**Written request**
Identify every line in the records below that contains the word "Threshold", and copy each of those lines.

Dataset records
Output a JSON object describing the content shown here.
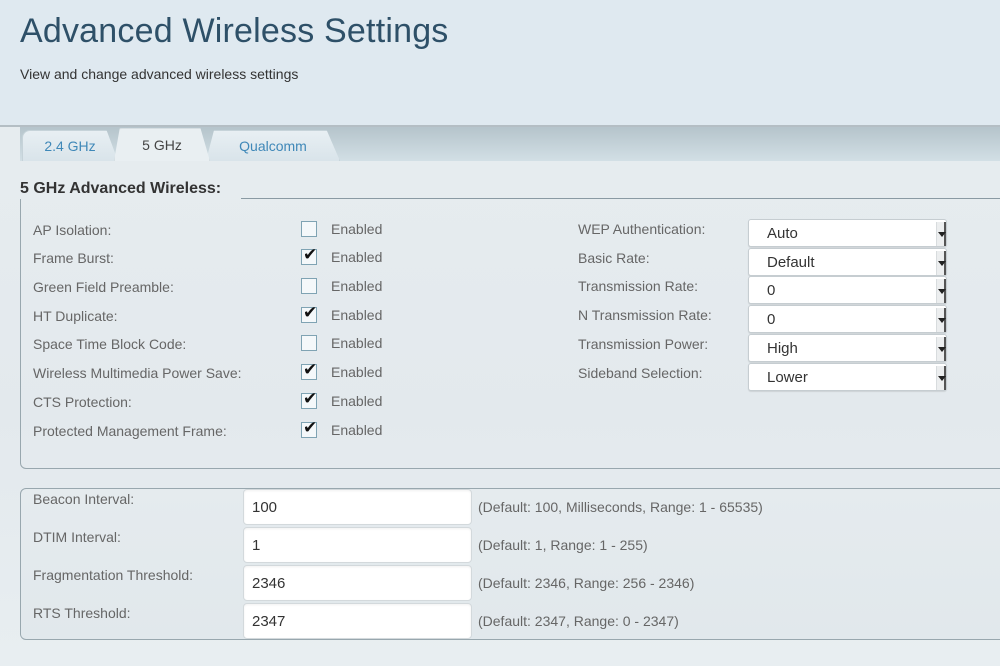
{
  "header": {
    "title": "Advanced Wireless Settings",
    "subtitle": "View and change advanced wireless settings"
  },
  "tabs": [
    {
      "label": "2.4 GHz",
      "active": false
    },
    {
      "label": "5 GHz",
      "active": true
    },
    {
      "label": "Qualcomm",
      "active": false
    }
  ],
  "section": {
    "title": "5 GHz Advanced Wireless:"
  },
  "checkbox_options": [
    {
      "label": "AP Isolation:",
      "checked": false,
      "option_label": "Enabled"
    },
    {
      "label": "Frame Burst:",
      "checked": true,
      "option_label": "Enabled"
    },
    {
      "label": "Green Field Preamble:",
      "checked": false,
      "option_label": "Enabled"
    },
    {
      "label": "HT Duplicate:",
      "checked": true,
      "option_label": "Enabled"
    },
    {
      "label": "Space Time Block Code:",
      "checked": false,
      "option_label": "Enabled"
    },
    {
      "label": "Wireless Multimedia Power Save:",
      "checked": true,
      "option_label": "Enabled"
    },
    {
      "label": "CTS Protection:",
      "checked": true,
      "option_label": "Enabled"
    },
    {
      "label": "Protected Management Frame:",
      "checked": true,
      "option_label": "Enabled"
    }
  ],
  "select_options": [
    {
      "label": "WEP Authentication:",
      "value": "Auto"
    },
    {
      "label": "Basic Rate:",
      "value": "Default"
    },
    {
      "label": "Transmission Rate:",
      "value": "0"
    },
    {
      "label": "N Transmission Rate:",
      "value": "0"
    },
    {
      "label": "Transmission Power:",
      "value": "High"
    },
    {
      "label": "Sideband Selection:",
      "value": "Lower"
    }
  ],
  "text_fields": [
    {
      "label": "Beacon Interval:",
      "value": "100",
      "hint": "(Default: 100, Milliseconds, Range: 1 - 65535)"
    },
    {
      "label": "DTIM Interval:",
      "value": "1",
      "hint": "(Default: 1, Range: 1 - 255)"
    },
    {
      "label": "Fragmentation Threshold:",
      "value": "2346",
      "hint": "(Default: 2346, Range: 256 - 2346)"
    },
    {
      "label": "RTS Threshold:",
      "value": "2347",
      "hint": "(Default: 2347, Range: 0 - 2347)"
    }
  ]
}
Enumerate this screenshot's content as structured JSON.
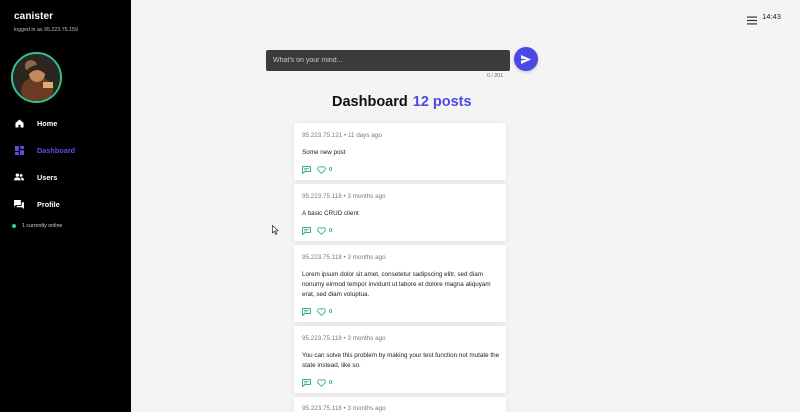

**Answer below**
      "label": "Fragmentation Threshold:",
      "label": "RTS Threshold:",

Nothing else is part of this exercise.